- **Task brief**: Please write out the material that follows, exactly as it stands.

- **Data listing**:

* * * * * * *

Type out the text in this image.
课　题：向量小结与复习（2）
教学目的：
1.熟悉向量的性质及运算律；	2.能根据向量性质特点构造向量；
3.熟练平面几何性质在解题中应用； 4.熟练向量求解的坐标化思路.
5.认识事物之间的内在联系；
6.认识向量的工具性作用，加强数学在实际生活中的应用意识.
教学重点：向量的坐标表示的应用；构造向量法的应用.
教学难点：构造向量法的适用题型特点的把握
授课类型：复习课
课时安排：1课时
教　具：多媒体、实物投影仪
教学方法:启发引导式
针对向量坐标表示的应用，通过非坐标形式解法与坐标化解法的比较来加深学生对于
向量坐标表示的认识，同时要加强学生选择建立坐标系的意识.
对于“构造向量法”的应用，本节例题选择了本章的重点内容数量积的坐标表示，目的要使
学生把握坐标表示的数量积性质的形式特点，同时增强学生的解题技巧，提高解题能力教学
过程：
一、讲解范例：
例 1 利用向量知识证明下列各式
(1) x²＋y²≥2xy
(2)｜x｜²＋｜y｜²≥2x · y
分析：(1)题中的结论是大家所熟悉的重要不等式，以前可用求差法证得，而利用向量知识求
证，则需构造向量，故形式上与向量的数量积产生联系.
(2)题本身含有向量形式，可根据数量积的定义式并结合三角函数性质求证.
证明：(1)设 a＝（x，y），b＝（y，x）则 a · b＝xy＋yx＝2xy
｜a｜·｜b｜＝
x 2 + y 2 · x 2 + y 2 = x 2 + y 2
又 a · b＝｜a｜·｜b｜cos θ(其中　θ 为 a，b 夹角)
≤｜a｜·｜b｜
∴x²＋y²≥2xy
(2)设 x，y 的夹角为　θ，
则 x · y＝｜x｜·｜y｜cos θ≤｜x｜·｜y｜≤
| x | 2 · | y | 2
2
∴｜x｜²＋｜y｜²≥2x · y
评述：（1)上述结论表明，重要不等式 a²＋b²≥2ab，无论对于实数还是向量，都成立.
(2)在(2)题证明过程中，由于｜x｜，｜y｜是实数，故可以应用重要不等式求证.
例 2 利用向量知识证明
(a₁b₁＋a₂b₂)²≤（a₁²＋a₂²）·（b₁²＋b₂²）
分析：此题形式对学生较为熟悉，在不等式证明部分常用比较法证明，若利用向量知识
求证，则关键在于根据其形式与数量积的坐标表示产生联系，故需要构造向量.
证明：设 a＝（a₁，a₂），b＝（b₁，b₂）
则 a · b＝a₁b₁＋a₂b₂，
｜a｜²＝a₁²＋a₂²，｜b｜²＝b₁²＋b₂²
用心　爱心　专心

* * * * * * *

- **Solution to this task**:
Type out the text in this image.
课　题：向量小结与复习（2）
教学目的：
1.熟悉向量的性质及运算律；	2.能根据向量性质特点构造向量；
3.熟练平面几何性质在解题中应用； 4.熟练向量求解的坐标化思路.
5.认识事物之间的内在联系；
6.认识向量的工具性作用，加强数学在实际生活中的应用意识.
教学重点：向量的坐标表示的应用；构造向量法的应用.
教学难点：构造向量法的适用题型特点的把握
授课类型：复习课
课时安排：1课时
教　具：多媒体、实物投影仪
教学方法:启发引导式
针对向量坐标表示的应用，通过非坐标形式解法与坐标化解法的比较来加深学生对于
向量坐标表示的认识，同时要加强学生选择建立坐标系的意识.
对于“构造向量法”的应用，本节例题选择了本章的重点内容数量积的坐标表示，目的要使
学生把握坐标表示的数量积性质的形式特点，同时增强学生的解题技巧，提高解题能力教学
过程：
一、讲解范例：
例 1 利用向量知识证明下列各式
(1) x²＋y²≥2xy
(2)｜x｜²＋｜y｜²≥2x · y
分析：(1)题中的结论是大家所熟悉的重要不等式，以前可用求差法证得，而利用向量知识求
证，则需构造向量，故形式上与向量的数量积产生联系.
(2)题本身含有向量形式，可根据数量积的定义式并结合三角函数性质求证.
证明：(1)设 a＝（x，y），b＝（y，x）则 a · b＝xy＋yx＝2xy
｜a｜·｜b｜＝
x 2 + y 2 · x 2 + y 2 = x 2 + y 2
又 a · b＝｜a｜·｜b｜cos θ(其中　θ 为 a，b 夹角)
≤｜a｜·｜b｜
∴x²＋y²≥2xy
(2)设 x，y 的夹角为　θ，
则 x · y＝｜x｜·｜y｜cos θ≤｜x｜·｜y｜≤
| x | 2 · | y | 2
2
∴｜x｜²＋｜y｜²≥2x · y
评述：（1)上述结论表明，重要不等式 a²＋b²≥2ab，无论对于实数还是向量，都成立.
(2)在(2)题证明过程中，由于｜x｜，｜y｜是实数，故可以应用重要不等式求证.
例 2 利用向量知识证明
(a₁b₁＋a₂b₂)²≤（a₁²＋a₂²）·（b₁²＋b₂²）
分析：此题形式对学生较为熟悉，在不等式证明部分常用比较法证明，若利用向量知识
求证，则关键在于根据其形式与数量积的坐标表示产生联系，故需要构造向量.
证明：设 a＝（a₁，a₂），b＝（b₁，b₂）
则 a · b＝a₁b₁＋a₂b₂，
｜a｜²＝a₁²＋a₂²，｜b｜²＝b₁²＋b₂²
用心　爱心　专心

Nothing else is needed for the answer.